Total rental expense, net of sublease income, amounted to $40 million in 2005 and 2004 and $25 million in 2003. Total rental expense includes contingent rental expense related to processing fees of $7 million and $8 million in 2005 and 2004, respectively.
Drilling Rig Commitments During 2005, Anadarko entered into various agreements to secure the necessary drilling rigs to execute a portion of its drilling strategy over the next several years. As part of the plan, Anadarko, with two other producers, signed a four-year rig-share agreement under which a third party will build and own a new semi-submersible drilling rig with a target delivery date of mid-2008. Anadarko committed to 50% of the rig time at a cost of approximately $200 million over the contract term. The Company also executed a three-year contract for the Discoverer Spirit drillship and a contract for the Deepwater Millennium drillship of slightly more than four years. The Discoverer Spirit drillship contract begins in 2007 and the Deepwater Millennium drillship contract begins in 2006 for a combined commitment of $1.1 billion. In addition, the Company executed a three-year drilling contract to secure the Belford Dolphin drillship at a cost of $460 million over the contract period. It is anticipated the vessel will be released to Anadarko beginning in mid-2007. The Company also has multi-year contracts for drilling rigs onshore in the United States. The table of future minimum lease payments above includes approximately $2.0 billion for the Discoverer Spirit, Deepwater Millennium and Belford Dolphin drillships and certain contracts for onshore United States drilling rigs that qualify as operating leases. Lease payments for these drilling rig commitments, net of amounts billed to partners, will be capitalized as a component of oil and gas properties.

Source records:
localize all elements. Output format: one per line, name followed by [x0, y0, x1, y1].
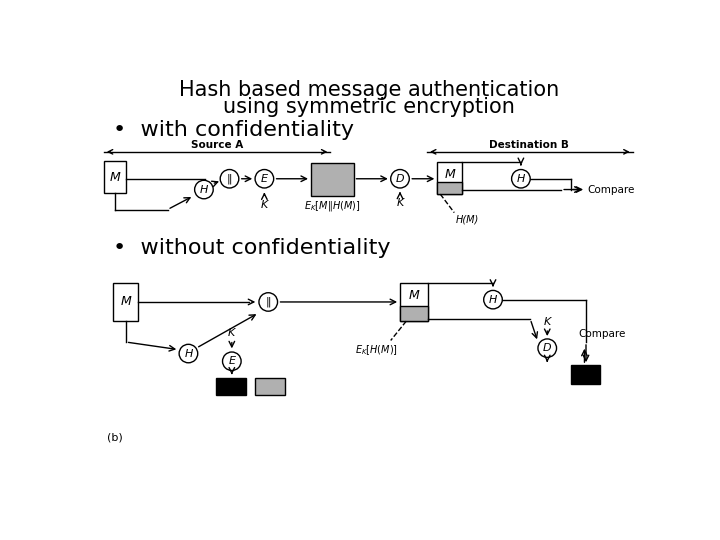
Circle shape	[255, 170, 274, 188]
Circle shape	[512, 170, 530, 188]
Bar	[255, 378, 284, 395]
Text: K: K	[397, 198, 404, 208]
Text: K: K	[261, 200, 268, 210]
Text: K: K	[228, 328, 235, 338]
Text: H: H	[489, 295, 498, 305]
Text: •  without confidentiality: • without confidentiality	[113, 238, 391, 258]
Circle shape	[484, 291, 503, 309]
Text: M: M	[109, 171, 120, 184]
Circle shape	[259, 293, 277, 311]
Text: $E_K[H(M)]$: $E_K[H(M)]$	[355, 343, 398, 357]
Bar	[216, 378, 246, 395]
Circle shape	[222, 352, 241, 370]
Bar	[437, 182, 462, 194]
Text: •  with confidentiality: • with confidentiality	[113, 120, 354, 140]
Text: D: D	[396, 174, 405, 184]
Circle shape	[220, 170, 239, 188]
Text: Compare: Compare	[588, 185, 635, 194]
Bar	[570, 365, 600, 383]
Text: M: M	[408, 289, 419, 302]
Text: D: D	[543, 343, 552, 353]
Text: Destination B: Destination B	[490, 139, 570, 150]
Text: M: M	[444, 168, 455, 181]
Text: Hash based message authentication: Hash based message authentication	[179, 80, 559, 100]
Bar	[400, 306, 428, 321]
Text: E: E	[261, 174, 268, 184]
Text: Source A: Source A	[191, 139, 243, 150]
Bar	[400, 283, 428, 321]
Bar	[104, 161, 126, 193]
Bar	[437, 162, 462, 194]
Circle shape	[194, 180, 213, 199]
Circle shape	[179, 345, 198, 363]
Text: E: E	[228, 356, 235, 366]
Circle shape	[391, 170, 409, 188]
Text: H: H	[517, 174, 525, 184]
Bar	[311, 164, 354, 195]
Text: Compare: Compare	[578, 329, 626, 339]
Text: using symmetric encryption: using symmetric encryption	[223, 97, 515, 117]
Text: ‖: ‖	[266, 296, 271, 307]
Circle shape	[538, 339, 557, 357]
Text: H: H	[199, 185, 208, 194]
Text: $E_K[M\|H(M)]$: $E_K[M\|H(M)]$	[304, 199, 360, 213]
Text: ‖: ‖	[227, 173, 233, 184]
Text: H(M): H(M)	[456, 215, 479, 225]
Text: K: K	[544, 316, 551, 327]
Text: H: H	[184, 348, 193, 359]
Text: (b): (b)	[107, 432, 123, 442]
Text: M: M	[120, 295, 131, 308]
Bar	[113, 283, 138, 321]
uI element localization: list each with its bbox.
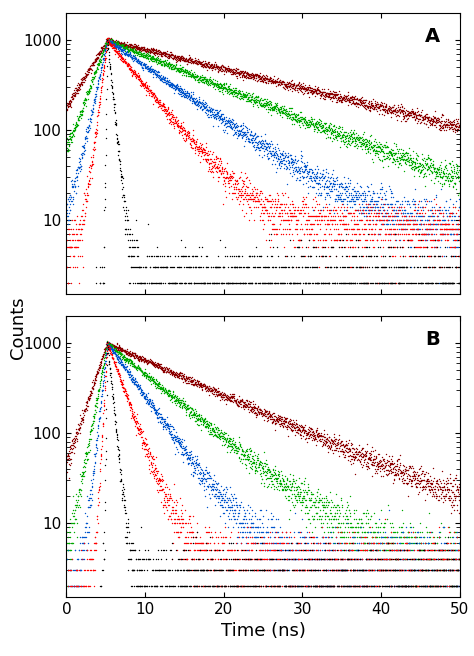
X-axis label: Time (ns): Time (ns) [220, 623, 306, 640]
Text: B: B [425, 331, 440, 349]
Text: A: A [425, 27, 440, 46]
Text: Counts: Counts [9, 297, 27, 359]
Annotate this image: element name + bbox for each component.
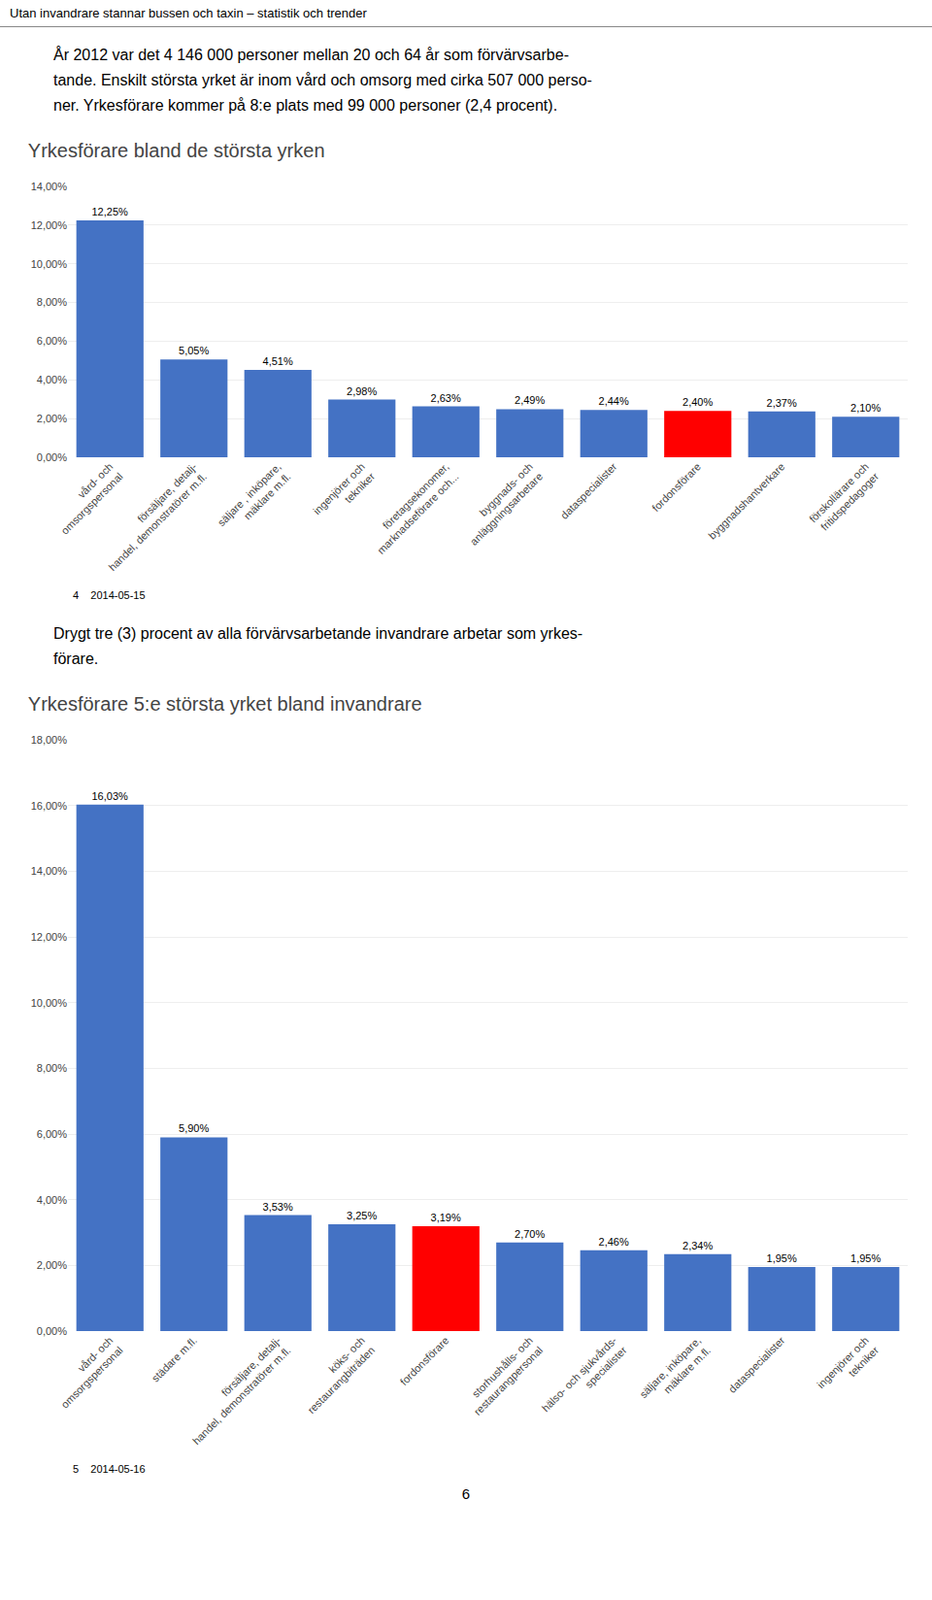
svg-text:14,00%: 14,00% (31, 865, 68, 877)
svg-text:3,19%: 3,19% (431, 1211, 462, 1224)
svg-text:2,40%: 2,40% (682, 396, 713, 408)
svg-text:förskollärare ochfritidspedago: förskollärare ochfritidspedagoger (806, 460, 881, 534)
html-text:6: 6 (461, 1485, 471, 1502)
svg-text:byggnadshantverkare: byggnadshantverkare (705, 460, 787, 541)
svg-text:5,05%: 5,05% (178, 344, 209, 357)
html-text:tande. Enskilt största yrket ä: tande. Enskilt största yrket är inom vår… (53, 71, 593, 89)
svg-text:företagsekonomer,marknadseföra: företagsekonomer,marknadseförare och... (365, 460, 462, 557)
svg-text:fordonsförare: fordonsförare (649, 460, 703, 514)
html-text:År 2012 var det 4 146 000 pers: År 2012 var det 4 146 000 personer mella… (53, 46, 569, 64)
svg-text:2,00%: 2,00% (36, 1259, 67, 1271)
svg-text:6,00%: 6,00% (36, 1128, 67, 1140)
svg-text:2,34%: 2,34% (682, 1239, 713, 1252)
svg-text:ingenjörer ochtekniker: ingenjörer ochtekniker (814, 1333, 881, 1400)
svg-text:Yrkesförare bland de största y: Yrkesförare bland de största yrken (28, 139, 326, 162)
svg-text:3,25%: 3,25% (346, 1209, 377, 1222)
svg-text:ingenjörer ochtekniker: ingenjörer ochtekniker (310, 460, 377, 527)
svg-text:8,00%: 8,00% (36, 1062, 67, 1074)
svg-text:hälso- och sjukvårds-specialis: hälso- och sjukvårds-specialister (539, 1333, 630, 1424)
svg-text:3,53%: 3,53% (263, 1200, 294, 1213)
svg-text:vård- ochomsorgspersonal: vård- ochomsorgspersonal (48, 1333, 125, 1410)
svg-text:2,10%: 2,10% (850, 401, 881, 414)
svg-text:säljare , inköpare,mäklare m.f: säljare , inköpare,mäklare m.fl. (215, 460, 294, 538)
svg-text:10,00%: 10,00% (31, 258, 68, 270)
svg-text:städare m.fl.: städare m.fl. (149, 1333, 200, 1384)
svg-text:2,49%: 2,49% (514, 394, 545, 406)
html-text:förare.: förare. (53, 650, 99, 667)
svg-text:4,00%: 4,00% (36, 1194, 67, 1206)
svg-text:1,95%: 1,95% (850, 1252, 881, 1265)
svg-text:8,00%: 8,00% (36, 296, 67, 308)
svg-text:fordonsförare: fordonsförare (398, 1333, 452, 1388)
svg-text:dataspecialister: dataspecialister (558, 460, 620, 522)
svg-text:16,00%: 16,00% (31, 799, 68, 812)
html-text:4 2014-05-15: 4 2014-05-15 (72, 589, 146, 601)
html-text:Drygt tre (3) procent av alla: Drygt tre (3) procent av alla förvärvsar… (53, 625, 583, 642)
svg-text:2,46%: 2,46% (599, 1235, 630, 1248)
svg-text:försäljare, detalj-handel, dem: försäljare, detalj-handel, demonstratöre… (96, 460, 209, 573)
svg-text:2,63%: 2,63% (431, 392, 462, 404)
svg-text:12,00%: 12,00% (31, 931, 68, 943)
svg-text:2,44%: 2,44% (599, 395, 630, 407)
svg-text:säljare, inköpare,mäklare m.fl: säljare, inköpare,mäklare m.fl. (636, 1333, 713, 1410)
svg-text:0,00%: 0,00% (36, 1325, 67, 1337)
html-text:ner. Yrkesförare kommer på 8:e: ner. Yrkesförare kommer på 8:e plats med… (53, 97, 558, 114)
svg-text:försäljare, detalj-handel, dem: försäljare, detalj-handel, demonstratöre… (180, 1333, 294, 1447)
svg-text:dataspecialister: dataspecialister (726, 1333, 788, 1396)
svg-text:1,95%: 1,95% (766, 1252, 798, 1265)
svg-text:12,00%: 12,00% (31, 219, 68, 232)
svg-text:6,00%: 6,00% (36, 334, 67, 347)
svg-text:2,37%: 2,37% (766, 397, 798, 409)
svg-text:16,03%: 16,03% (91, 790, 129, 802)
svg-text:2,70%: 2,70% (514, 1228, 545, 1240)
svg-text:10,00%: 10,00% (31, 997, 68, 1009)
html-text:Utan invandrare stannar bussen: Utan invandrare stannar bussen och taxin… (9, 5, 367, 21)
svg-text:byggnads- ochanläggningsarbeta: byggnads- ochanläggningsarbetare (458, 460, 546, 548)
svg-text:storhushålls- ochrestaurangper: storhushålls- ochrestaurangpersonal (462, 1333, 546, 1418)
svg-text:0,00%: 0,00% (36, 451, 67, 464)
svg-text:köks- ochrestaurangbiträden: köks- ochrestaurangbiträden (295, 1333, 377, 1416)
svg-text:18,00%: 18,00% (31, 733, 68, 746)
svg-text:4,00%: 4,00% (36, 373, 67, 386)
svg-text:4,51%: 4,51% (263, 355, 294, 367)
svg-text:5,90%: 5,90% (178, 1122, 209, 1134)
svg-text:vård- ochomsorgspersonal: vård- ochomsorgspersonal (48, 460, 125, 536)
svg-text:2,98%: 2,98% (346, 385, 377, 398)
svg-text:2,00%: 2,00% (36, 412, 67, 425)
svg-text:14,00%: 14,00% (31, 180, 68, 193)
svg-text:Yrkesförare 5:e största yrket: Yrkesförare 5:e största yrket bland inva… (28, 693, 423, 715)
svg-text:12,25%: 12,25% (91, 205, 129, 218)
html-text:5 2014-05-16: 5 2014-05-16 (72, 1463, 146, 1475)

Problems to work on:
a – Copy out the entries from the line containing "X-axis label: Time" through the line containing "Annotate this image: element", including both of those lines.
b – Write the next part of the passage on Anadarko's rental expense and drilling rig commitments.
The entries are unrelated to the text about Anadarko's rental expense and drilling rig commitments.

Task results:
a –
X-axis label: Time (ns): Time (ns) [220, 623, 306, 640]
Text: B: B [425, 331, 440, 349]
Text: A: A [425, 27, 440, 46]
Text: Counts: Counts [9, 297, 27, 359]
Annotate this image: element name + bbox for each component.

b –
Production Platforms During 2004, Anadarko and a group of energy companies (Atwater Valley Producers Group) executed agreements with a third party for the dedication, processing and gathering of natural gas and condensate production from several natural gas fields in the deepwater Gulf of Mexico. The third party will design, construct, install and own Independence Hub, a semi-submersible platform in the deepwater Gulf of Mexico. The platform structure, expected to be mechanically complete in late 2006, will be operated by Anadarko. First production from Anadarko’s discoveries to be processed on the facility is expected in the second half of 2007. The agreements require a monthly demand charge of about $2 million for five years beginning at the time of mechanical completion, a processing fee based upon production throughput and a transportation fee based upon pipeline throughput. Since the Company’s obligation related to the agreements begins at the time of mechanical completion, the table of future minimum lease payments above does not include any amounts related to these agreements. The agreements do not contain any purchase options, purchase obligations or value guarantees.
33
Table of Contents
ANADARKO PETROLEUM CORPORATION
NOTES TO CONSOLIDATED FINANCIAL STATEMENTS
YEARS ENDED DECEMBER 31, 2005, 2004 and 2003
19. Commitments (Continued)
In 2002, the Company entered into an agreement under which a floating production platform for its Marco Polo discovery in the deepwater Gulf of Mexico was installed in 2004. The other party to the agreement constructed and owns the platform and production facilities that upon mechanical completion became operated by Anadarko. The agreement provides that Anadarko dedicate its production from Green Canyon Block 608 and 11 other Green Canyon blocks to the production facilities. The agreement requires a monthly demand charge of approximately $2 million for five years and a processing fee based upon production throughput. Anadarko’s commitment to begin payments for the monthly demand charges was incurred upon mechanical completion in 2004. The table of future minimum lease payments above includes amounts related to the monthly demand charge for this agreement. The agreement does not contain any purchase options, purchase obligations or value guarantees.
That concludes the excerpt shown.